Figure content listings
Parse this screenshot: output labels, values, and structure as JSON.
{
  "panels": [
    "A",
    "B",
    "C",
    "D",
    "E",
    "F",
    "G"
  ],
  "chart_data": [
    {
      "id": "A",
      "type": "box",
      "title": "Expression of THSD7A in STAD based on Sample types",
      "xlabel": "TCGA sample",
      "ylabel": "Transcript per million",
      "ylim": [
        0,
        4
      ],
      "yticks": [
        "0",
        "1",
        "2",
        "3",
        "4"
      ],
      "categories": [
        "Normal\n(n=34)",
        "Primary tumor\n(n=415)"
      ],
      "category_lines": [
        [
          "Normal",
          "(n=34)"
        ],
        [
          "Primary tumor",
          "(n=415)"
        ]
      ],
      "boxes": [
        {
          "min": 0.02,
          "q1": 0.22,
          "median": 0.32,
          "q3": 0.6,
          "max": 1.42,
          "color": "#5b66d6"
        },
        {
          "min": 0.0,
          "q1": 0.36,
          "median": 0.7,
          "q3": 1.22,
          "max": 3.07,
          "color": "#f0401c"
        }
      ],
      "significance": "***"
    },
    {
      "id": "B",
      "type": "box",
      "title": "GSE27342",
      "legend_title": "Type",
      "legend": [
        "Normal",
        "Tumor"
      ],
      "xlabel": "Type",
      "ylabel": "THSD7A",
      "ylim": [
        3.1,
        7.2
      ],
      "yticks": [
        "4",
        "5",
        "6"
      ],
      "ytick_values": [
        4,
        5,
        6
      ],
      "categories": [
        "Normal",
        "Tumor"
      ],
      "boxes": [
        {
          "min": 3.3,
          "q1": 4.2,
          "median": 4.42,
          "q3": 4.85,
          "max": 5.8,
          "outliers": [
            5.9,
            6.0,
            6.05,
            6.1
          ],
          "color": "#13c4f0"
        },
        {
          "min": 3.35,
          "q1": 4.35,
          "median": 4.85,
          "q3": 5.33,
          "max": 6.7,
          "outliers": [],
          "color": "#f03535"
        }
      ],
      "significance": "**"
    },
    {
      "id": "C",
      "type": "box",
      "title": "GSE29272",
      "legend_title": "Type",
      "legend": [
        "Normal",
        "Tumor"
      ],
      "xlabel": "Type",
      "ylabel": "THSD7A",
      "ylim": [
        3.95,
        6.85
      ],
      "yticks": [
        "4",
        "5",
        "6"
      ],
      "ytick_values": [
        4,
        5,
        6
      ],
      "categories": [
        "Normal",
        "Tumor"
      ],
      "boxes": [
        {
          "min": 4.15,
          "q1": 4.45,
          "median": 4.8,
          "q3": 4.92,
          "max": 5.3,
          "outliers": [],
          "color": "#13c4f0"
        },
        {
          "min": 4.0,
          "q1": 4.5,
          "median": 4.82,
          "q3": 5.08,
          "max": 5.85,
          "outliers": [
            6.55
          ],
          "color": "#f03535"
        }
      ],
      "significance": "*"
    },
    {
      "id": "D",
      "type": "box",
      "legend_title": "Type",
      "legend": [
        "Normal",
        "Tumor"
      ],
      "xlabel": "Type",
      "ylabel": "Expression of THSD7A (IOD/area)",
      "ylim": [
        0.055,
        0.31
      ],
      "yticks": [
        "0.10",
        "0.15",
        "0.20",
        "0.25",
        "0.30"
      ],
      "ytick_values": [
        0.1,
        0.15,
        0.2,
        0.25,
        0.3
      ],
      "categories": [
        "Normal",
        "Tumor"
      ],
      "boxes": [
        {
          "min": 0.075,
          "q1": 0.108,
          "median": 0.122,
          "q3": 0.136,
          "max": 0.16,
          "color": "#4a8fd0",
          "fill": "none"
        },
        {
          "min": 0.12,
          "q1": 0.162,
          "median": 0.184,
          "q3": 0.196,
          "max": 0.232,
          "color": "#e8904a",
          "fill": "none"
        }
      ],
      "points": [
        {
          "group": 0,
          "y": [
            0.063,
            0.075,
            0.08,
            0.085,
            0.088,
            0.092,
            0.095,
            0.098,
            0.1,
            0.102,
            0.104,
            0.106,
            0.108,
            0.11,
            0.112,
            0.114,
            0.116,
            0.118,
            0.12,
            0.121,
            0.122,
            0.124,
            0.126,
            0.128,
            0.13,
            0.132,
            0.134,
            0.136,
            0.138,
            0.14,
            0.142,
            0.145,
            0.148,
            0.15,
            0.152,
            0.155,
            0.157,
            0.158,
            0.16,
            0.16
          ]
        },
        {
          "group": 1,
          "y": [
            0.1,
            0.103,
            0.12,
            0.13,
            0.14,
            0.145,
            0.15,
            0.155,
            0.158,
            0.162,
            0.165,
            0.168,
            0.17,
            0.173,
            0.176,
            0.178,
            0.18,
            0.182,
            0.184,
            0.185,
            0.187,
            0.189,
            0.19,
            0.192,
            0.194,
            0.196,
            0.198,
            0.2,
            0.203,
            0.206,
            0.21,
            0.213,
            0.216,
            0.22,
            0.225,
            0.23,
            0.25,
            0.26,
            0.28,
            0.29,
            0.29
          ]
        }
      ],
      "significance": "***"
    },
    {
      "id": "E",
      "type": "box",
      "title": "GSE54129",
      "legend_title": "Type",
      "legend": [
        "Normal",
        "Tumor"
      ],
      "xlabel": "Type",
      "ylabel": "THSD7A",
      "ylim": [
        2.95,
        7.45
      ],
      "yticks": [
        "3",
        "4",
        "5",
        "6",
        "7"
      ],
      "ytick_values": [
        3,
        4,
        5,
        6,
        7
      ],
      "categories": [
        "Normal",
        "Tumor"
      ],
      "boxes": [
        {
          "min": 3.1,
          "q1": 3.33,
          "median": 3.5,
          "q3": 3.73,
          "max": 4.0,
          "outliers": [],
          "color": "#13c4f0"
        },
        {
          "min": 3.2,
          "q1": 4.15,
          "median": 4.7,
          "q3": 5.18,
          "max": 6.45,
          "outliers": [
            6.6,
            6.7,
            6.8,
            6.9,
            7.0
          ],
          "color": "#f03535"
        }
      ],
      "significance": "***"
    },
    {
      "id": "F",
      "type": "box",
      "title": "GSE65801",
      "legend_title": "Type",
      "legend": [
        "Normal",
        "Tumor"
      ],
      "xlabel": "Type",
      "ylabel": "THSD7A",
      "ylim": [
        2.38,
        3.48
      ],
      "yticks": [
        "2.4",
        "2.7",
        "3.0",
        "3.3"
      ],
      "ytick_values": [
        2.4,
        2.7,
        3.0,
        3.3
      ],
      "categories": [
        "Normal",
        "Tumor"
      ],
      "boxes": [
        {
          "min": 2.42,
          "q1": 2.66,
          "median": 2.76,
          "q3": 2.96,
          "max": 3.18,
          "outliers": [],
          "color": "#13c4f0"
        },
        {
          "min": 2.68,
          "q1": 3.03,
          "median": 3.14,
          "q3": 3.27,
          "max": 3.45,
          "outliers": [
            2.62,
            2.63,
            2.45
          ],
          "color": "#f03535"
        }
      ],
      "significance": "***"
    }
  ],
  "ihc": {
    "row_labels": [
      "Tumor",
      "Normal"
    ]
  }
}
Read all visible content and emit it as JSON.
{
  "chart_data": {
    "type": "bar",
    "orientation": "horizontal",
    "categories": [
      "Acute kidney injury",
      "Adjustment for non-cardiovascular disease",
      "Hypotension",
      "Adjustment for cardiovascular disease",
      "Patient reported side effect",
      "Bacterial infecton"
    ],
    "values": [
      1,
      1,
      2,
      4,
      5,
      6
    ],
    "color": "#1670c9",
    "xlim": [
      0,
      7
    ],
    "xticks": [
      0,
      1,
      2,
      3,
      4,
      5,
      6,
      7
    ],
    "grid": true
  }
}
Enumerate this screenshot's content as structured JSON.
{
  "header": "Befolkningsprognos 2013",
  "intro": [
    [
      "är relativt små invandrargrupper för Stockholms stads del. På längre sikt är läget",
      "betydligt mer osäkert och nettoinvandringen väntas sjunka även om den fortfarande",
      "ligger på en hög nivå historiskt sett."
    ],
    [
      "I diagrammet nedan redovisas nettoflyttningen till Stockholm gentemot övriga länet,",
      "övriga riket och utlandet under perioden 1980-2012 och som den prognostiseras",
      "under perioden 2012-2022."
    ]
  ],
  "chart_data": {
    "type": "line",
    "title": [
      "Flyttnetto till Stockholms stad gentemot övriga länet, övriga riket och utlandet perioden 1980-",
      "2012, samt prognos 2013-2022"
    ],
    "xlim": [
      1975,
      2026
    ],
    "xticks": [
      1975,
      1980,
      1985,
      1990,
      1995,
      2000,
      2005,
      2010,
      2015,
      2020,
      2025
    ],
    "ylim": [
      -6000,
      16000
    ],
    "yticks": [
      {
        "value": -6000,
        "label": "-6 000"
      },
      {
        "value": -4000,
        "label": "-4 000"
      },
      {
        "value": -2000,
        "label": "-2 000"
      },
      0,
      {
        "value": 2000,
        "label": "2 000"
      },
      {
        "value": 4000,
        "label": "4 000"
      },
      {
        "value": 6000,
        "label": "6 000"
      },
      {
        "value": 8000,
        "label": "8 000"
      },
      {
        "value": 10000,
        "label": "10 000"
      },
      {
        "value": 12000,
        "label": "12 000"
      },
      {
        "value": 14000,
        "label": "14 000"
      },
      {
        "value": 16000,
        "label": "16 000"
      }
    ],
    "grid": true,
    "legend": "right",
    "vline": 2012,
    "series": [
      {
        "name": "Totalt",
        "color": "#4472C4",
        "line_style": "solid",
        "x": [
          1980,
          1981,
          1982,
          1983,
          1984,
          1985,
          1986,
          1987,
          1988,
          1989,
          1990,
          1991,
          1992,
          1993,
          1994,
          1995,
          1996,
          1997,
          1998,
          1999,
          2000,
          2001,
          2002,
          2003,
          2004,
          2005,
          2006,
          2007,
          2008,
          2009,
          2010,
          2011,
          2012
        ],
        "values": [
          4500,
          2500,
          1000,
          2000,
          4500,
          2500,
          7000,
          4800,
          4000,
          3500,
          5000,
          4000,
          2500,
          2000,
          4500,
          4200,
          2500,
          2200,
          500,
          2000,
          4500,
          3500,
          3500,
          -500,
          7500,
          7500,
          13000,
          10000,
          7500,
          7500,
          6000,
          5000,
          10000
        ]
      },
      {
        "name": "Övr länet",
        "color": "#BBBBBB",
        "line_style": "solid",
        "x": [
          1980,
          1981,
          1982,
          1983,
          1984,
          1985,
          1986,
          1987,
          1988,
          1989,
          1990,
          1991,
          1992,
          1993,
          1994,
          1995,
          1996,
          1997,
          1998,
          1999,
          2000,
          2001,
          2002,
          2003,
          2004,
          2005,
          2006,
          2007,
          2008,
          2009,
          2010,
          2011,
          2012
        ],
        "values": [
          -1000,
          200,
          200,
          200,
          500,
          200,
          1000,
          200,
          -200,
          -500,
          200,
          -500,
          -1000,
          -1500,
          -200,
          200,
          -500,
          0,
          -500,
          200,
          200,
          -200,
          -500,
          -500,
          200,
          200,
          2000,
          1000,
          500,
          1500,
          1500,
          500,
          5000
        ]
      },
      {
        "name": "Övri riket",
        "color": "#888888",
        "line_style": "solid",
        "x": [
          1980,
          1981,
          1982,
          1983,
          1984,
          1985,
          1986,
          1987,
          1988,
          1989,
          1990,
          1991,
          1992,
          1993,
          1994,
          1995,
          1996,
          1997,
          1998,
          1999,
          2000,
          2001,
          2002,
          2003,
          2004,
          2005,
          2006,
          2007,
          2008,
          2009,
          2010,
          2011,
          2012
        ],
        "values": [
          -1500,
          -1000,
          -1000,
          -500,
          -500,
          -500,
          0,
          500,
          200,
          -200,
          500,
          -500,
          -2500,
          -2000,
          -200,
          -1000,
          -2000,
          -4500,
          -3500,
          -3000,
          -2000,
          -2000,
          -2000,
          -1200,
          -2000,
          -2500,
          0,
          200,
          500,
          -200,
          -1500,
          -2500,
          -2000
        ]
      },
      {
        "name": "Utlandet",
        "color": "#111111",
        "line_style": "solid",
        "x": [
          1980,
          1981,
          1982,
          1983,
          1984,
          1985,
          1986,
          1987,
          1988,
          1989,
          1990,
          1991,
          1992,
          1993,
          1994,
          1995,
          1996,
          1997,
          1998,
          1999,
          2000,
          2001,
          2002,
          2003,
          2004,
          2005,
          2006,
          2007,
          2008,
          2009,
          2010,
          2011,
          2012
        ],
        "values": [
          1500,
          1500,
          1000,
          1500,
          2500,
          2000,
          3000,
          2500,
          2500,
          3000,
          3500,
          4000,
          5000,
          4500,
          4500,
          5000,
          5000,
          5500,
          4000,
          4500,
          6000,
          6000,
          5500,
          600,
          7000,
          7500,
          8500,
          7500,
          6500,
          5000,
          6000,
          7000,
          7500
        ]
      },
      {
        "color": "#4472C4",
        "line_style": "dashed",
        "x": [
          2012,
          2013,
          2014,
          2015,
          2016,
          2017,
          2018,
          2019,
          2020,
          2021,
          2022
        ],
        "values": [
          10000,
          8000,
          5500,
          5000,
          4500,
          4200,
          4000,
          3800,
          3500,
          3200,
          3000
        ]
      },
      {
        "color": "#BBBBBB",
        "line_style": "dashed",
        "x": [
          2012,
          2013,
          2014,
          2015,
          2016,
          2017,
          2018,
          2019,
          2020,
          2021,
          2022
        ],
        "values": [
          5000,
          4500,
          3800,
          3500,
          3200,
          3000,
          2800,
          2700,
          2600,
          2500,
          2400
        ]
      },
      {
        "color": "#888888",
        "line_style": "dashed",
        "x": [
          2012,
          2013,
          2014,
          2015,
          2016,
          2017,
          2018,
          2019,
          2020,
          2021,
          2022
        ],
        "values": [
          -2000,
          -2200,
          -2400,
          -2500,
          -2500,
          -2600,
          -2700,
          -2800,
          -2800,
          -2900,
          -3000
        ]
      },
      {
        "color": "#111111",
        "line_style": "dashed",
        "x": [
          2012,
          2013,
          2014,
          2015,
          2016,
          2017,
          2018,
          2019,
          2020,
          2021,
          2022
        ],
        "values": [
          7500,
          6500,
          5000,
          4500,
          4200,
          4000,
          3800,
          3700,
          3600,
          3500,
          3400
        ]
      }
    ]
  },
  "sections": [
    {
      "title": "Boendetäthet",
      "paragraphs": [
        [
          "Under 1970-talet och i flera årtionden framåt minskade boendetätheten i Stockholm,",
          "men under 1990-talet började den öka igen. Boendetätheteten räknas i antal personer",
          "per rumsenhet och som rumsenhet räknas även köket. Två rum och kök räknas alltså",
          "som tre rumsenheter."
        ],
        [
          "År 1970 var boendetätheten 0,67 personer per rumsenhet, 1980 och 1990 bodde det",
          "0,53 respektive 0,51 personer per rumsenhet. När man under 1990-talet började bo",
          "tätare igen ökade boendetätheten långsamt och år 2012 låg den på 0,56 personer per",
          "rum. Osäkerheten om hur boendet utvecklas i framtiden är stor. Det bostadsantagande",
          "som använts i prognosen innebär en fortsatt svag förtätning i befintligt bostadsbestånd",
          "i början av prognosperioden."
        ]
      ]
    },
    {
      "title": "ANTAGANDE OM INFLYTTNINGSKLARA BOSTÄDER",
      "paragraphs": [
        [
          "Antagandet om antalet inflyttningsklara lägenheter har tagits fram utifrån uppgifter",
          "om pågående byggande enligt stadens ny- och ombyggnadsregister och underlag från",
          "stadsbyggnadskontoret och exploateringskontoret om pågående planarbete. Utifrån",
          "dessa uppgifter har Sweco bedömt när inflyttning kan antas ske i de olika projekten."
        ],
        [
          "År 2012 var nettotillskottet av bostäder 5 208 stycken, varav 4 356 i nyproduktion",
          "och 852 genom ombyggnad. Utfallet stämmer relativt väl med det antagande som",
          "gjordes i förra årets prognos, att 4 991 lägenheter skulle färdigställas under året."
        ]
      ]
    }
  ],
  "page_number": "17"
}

◆ WORK REQUIRED
Filter the entries down to the lines that include the string "riket".

◆ TASK RESPONSE
      "övriga riket och utlandet under perioden 1980-2012 och som den prognostiseras",
      "Flyttnetto till Stockholms stad gentemot övriga länet, övriga riket och utlandet perioden 1980-",
        "name": "Övri riket",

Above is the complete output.